TASK BRIEF:
Tally how many lines hold the string "rynku". Your reply should be that number alone.

Records:
_ _ _ _ _

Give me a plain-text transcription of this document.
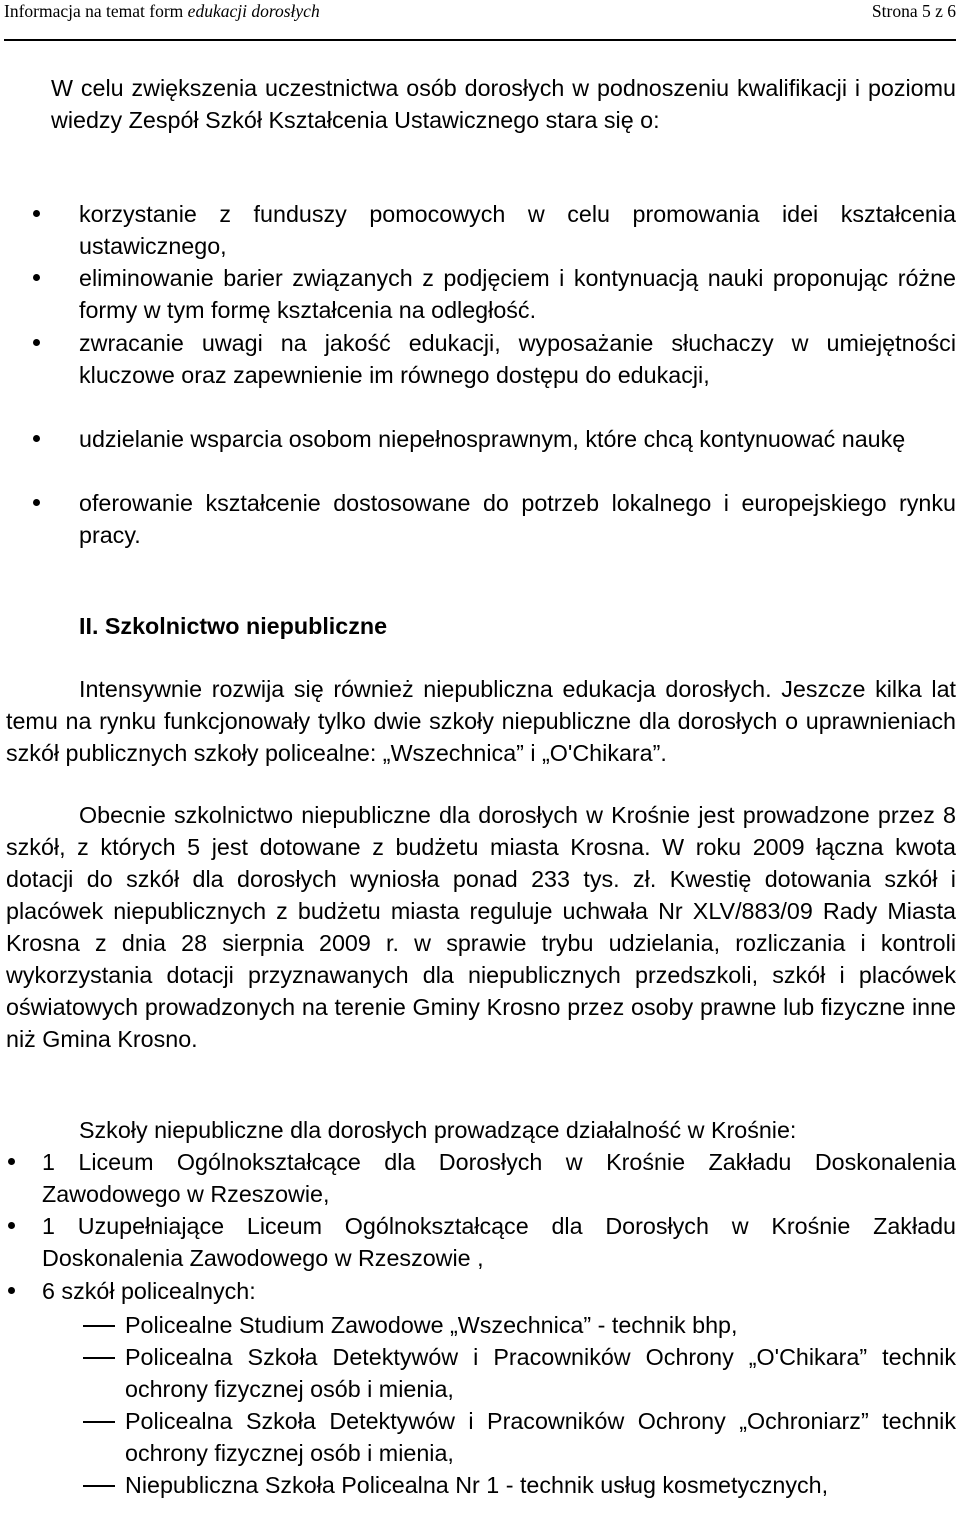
Informacja na temat form edukacji dorosłych	Strona 5 z 6
W celu zwiększenia uczestnictwa osób dorosłych w podnoszeniu kwalifikacji i poziomu wiedzy Zespół Szkół Kształcenia Ustawicznego stara się o:
korzystanie z funduszy pomocowych w celu promowania idei kształcenia ustawicznego,
eliminowanie barier związanych z podjęciem i kontynuacją nauki proponując różne formy w tym formę kształcenia na odległość.
zwracanie uwagi na jakość edukacji, wyposażanie słuchaczy w umiejętności kluczowe oraz zapewnienie im równego dostępu do edukacji,
udzielanie wsparcia osobom niepełnosprawnym, które chcą kontynuować naukę
oferowanie kształcenie dostosowane do potrzeb lokalnego i europejskiego rynku pracy.
II. Szkolnictwo niepubliczne
Intensywnie rozwija się również niepubliczna edukacja dorosłych. Jeszcze kilka lat temu na rynku funkcjonowały tylko dwie szkoły niepubliczne dla dorosłych o uprawnieniach szkół publicznych szkoły policealne: „Wszechnica” i „O'Chikara”.
Obecnie szkolnictwo niepubliczne dla dorosłych w Krośnie jest prowadzone przez 8 szkół, z których 5 jest dotowane z budżetu miasta Krosna. W roku 2009 łączna kwota dotacji do szkół dla dorosłych wyniosła ponad 233 tys. zł. Kwestię dotowania szkół i placówek niepublicznych z budżetu miasta reguluje uchwała Nr XLV/883/09 Rady Miasta Krosna z dnia 28 sierpnia 2009 r. w sprawie trybu udzielania, rozliczania i kontroli wykorzystania dotacji przyznawanych dla niepublicznych przedszkoli, szkół i placówek oświatowych prowadzonych na terenie Gminy Krosno przez osoby prawne lub fizyczne inne niż Gmina Krosno.
Szkoły niepubliczne dla dorosłych prowadzące działalność w Krośnie:
1 Liceum Ogólnokształcące dla Dorosłych w Krośnie Zakładu Doskonalenia Zawodowego w Rzeszowie,
1 Uzupełniające Liceum Ogólnokształcące dla Dorosłych w Krośnie Zakładu Doskonalenia Zawodowego w Rzeszowie ,
6 szkół policealnych:
Policealne Studium Zawodowe „Wszechnica” - technik bhp,
Policealna Szkoła Detektywów i Pracowników Ochrony „O'Chikara” technik ochrony fizycznej osób i mienia,
Policealna Szkoła Detektywów i Pracowników Ochrony „Ochroniarz” technik ochrony fizycznej osób i mienia,
Niepubliczna Szkoła Policealna Nr 1 - technik usług kosmetycznych,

_ _ _ _ _

ANSWER TO THE EXERCISE:
2